**Records to use**
>> begin
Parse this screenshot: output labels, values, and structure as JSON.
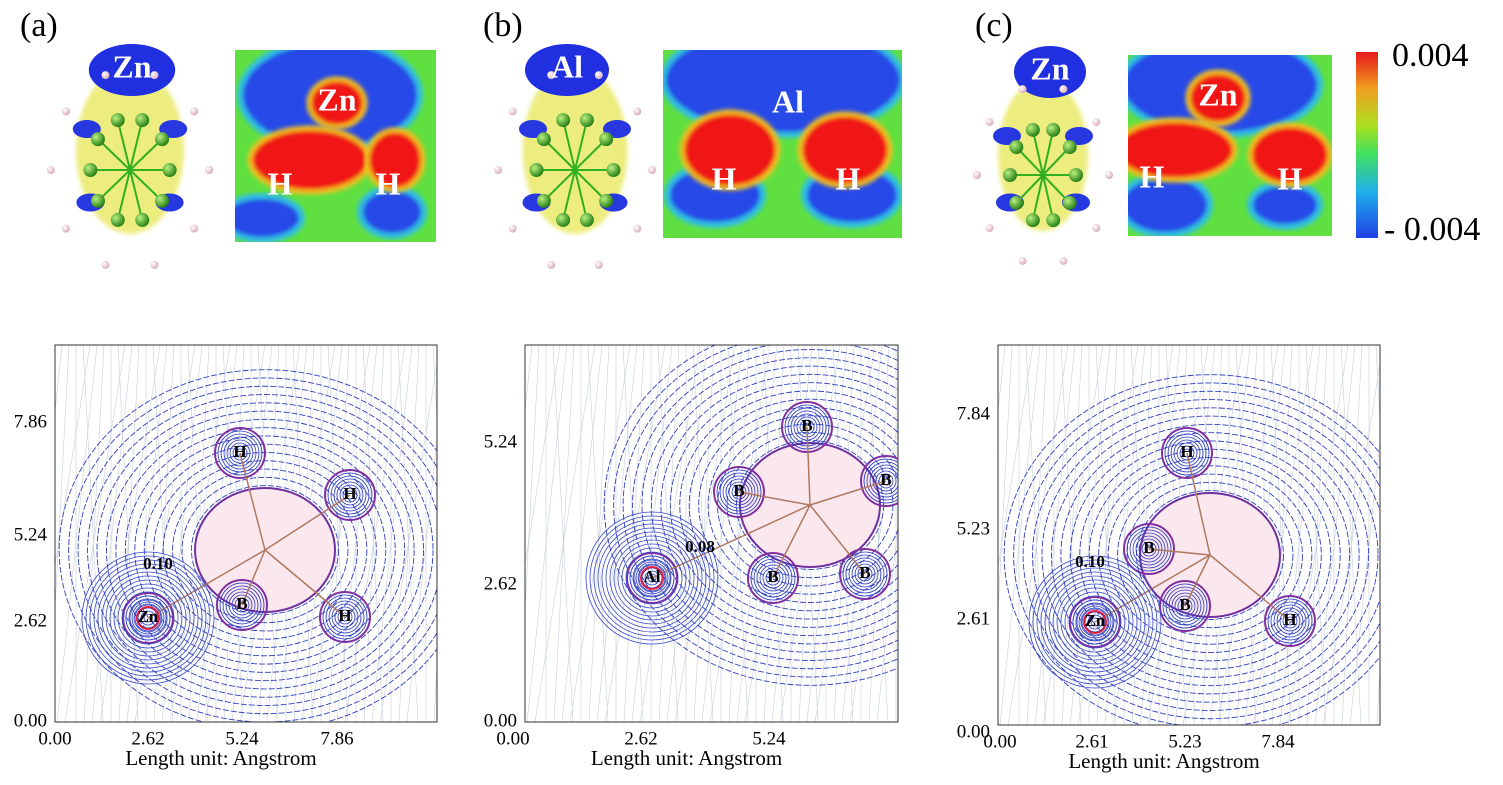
{
  "panels": [
    {
      "label": "(a)",
      "molecule_label": "Zn",
      "map_labels": [
        "Zn",
        "H",
        "H"
      ],
      "contour": {
        "yticks": [
          "7.86",
          "5.24",
          "2.62",
          "0.00"
        ],
        "xticks": [
          "0.00",
          "2.62",
          "5.24",
          "7.86"
        ],
        "xlabel": "Length unit: Angstrom",
        "atoms": [
          "H",
          "H",
          "B",
          "H",
          "Zn"
        ],
        "bcp_value": "0.10"
      }
    },
    {
      "label": "(b)",
      "molecule_label": "Al",
      "map_labels": [
        "Al",
        "H",
        "H"
      ],
      "contour": {
        "yticks": [
          "5.24",
          "2.62",
          "0.00"
        ],
        "xticks": [
          "0.00",
          "2.62",
          "5.24"
        ],
        "xlabel": "Length unit: Angstrom",
        "atoms": [
          "B",
          "B",
          "B",
          "B",
          "B",
          "Al"
        ],
        "bcp_value": "0.08"
      }
    },
    {
      "label": "(c)",
      "molecule_label": "Zn",
      "map_labels": [
        "Zn",
        "H",
        "H"
      ],
      "contour": {
        "yticks": [
          "7.84",
          "5.23",
          "2.61",
          "0.00"
        ],
        "xticks": [
          "0.00",
          "2.61",
          "5.23",
          "7.84"
        ],
        "xlabel": "Length unit: Angstrom",
        "atoms": [
          "H",
          "B",
          "B",
          "H",
          "Zn"
        ],
        "bcp_value": "0.10"
      }
    }
  ],
  "colorbar": {
    "max": "0.004",
    "min": "- 0.004"
  }
}
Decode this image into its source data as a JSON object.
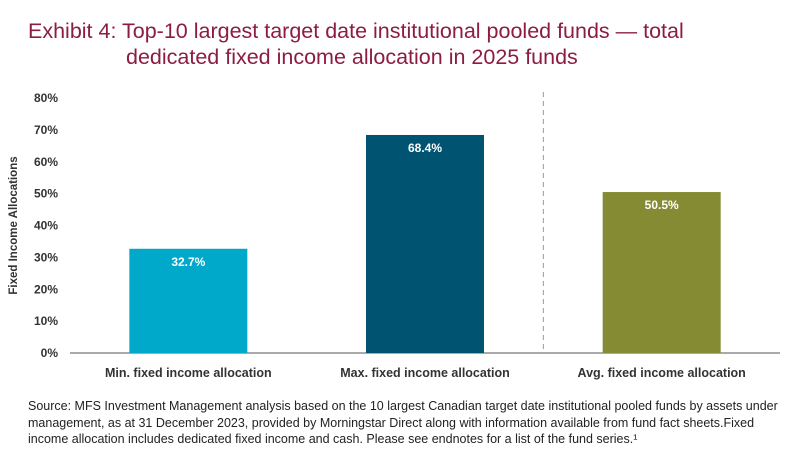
{
  "title_line1": "Exhibit 4: Top-10 largest target date institutional pooled funds — total",
  "title_line2": "dedicated fixed income allocation in 2025 funds",
  "source_note": "Source: MFS Investment Management analysis based on the 10 largest Canadian target date institutional pooled funds by assets under management, as at 31 December 2023, provided by Morningstar Direct along with information available from fund fact sheets.Fixed income allocation includes dedicated fixed income and cash. Please see endnotes for a list of the fund series.¹",
  "colors": {
    "title": "#8c1d40",
    "min_bar": "#00a9c9",
    "max_bar": "#005472",
    "avg_bar": "#848b33",
    "divider": "#999999"
  },
  "chart_data": {
    "type": "bar",
    "ylabel": "Fixed Income Allocations",
    "ylim": [
      0,
      80
    ],
    "yticks": [
      "0%",
      "10%",
      "20%",
      "30%",
      "40%",
      "50%",
      "60%",
      "70%",
      "80%"
    ],
    "grid": false,
    "categories": [
      "Min. fixed income allocation",
      "Max. fixed income allocation",
      "Avg. fixed income allocation"
    ],
    "values": [
      32.7,
      68.4,
      50.5
    ],
    "labels": [
      "32.7%",
      "68.4%",
      "50.5%"
    ],
    "divider_after_category": 2
  }
}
>> end
**Problem details**
Go through the records above and copy every line with the word "this".

**Exercise output**
Parse this screenshot: output labels, values, and structure as JSON.
Decode this image into its source data as a JSON object.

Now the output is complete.